What you have to do
Pick out the lines containing "Cost".

Supplied information
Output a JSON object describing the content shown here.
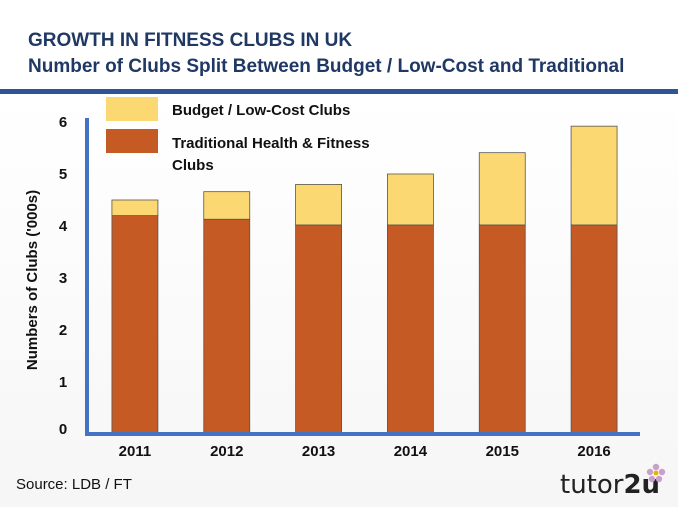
{
  "header": {
    "title": "GROWTH IN FITNESS CLUBS IN UK",
    "subtitle": "Number of Clubs Split Between Budget / Low-Cost and Traditional"
  },
  "chart_data": {
    "type": "bar",
    "stacked": true,
    "categories": [
      "2011",
      "2012",
      "2013",
      "2014",
      "2015",
      "2016"
    ],
    "series": [
      {
        "name": "Traditional Health & Fitness Clubs",
        "color": "#c55a24",
        "values": [
          4.2,
          4.13,
          4.02,
          4.02,
          4.02,
          4.02
        ]
      },
      {
        "name": "Budget / Low-Cost Clubs",
        "color": "#fcd872",
        "values": [
          0.3,
          0.53,
          0.78,
          0.98,
          1.39,
          1.9
        ]
      }
    ],
    "ylabel": "Numbers of Clubs ('000s)",
    "xlabel": "",
    "ylim": [
      0,
      6
    ],
    "yticks": [
      "0",
      "1",
      "2",
      "3",
      "4",
      "5",
      "6"
    ],
    "legend": {
      "position": "top-left",
      "items": [
        {
          "label": "Budget / Low-Cost Clubs",
          "color": "#fcd872"
        },
        {
          "label_line1": "Traditional Health & Fitness",
          "label_line2": "Clubs",
          "color": "#c55a24"
        }
      ]
    },
    "axis_color": "#4472c4"
  },
  "footer": {
    "source": "Source: LDB / FT",
    "brand_prefix": "tutor",
    "brand_suffix": "2u"
  }
}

Correct answer
    "subtitle": "Number of Clubs Split Between Budget / Low-Cost and Traditional"
        "name": "Budget / Low-Cost Clubs",
          "label": "Budget / Low-Cost Clubs",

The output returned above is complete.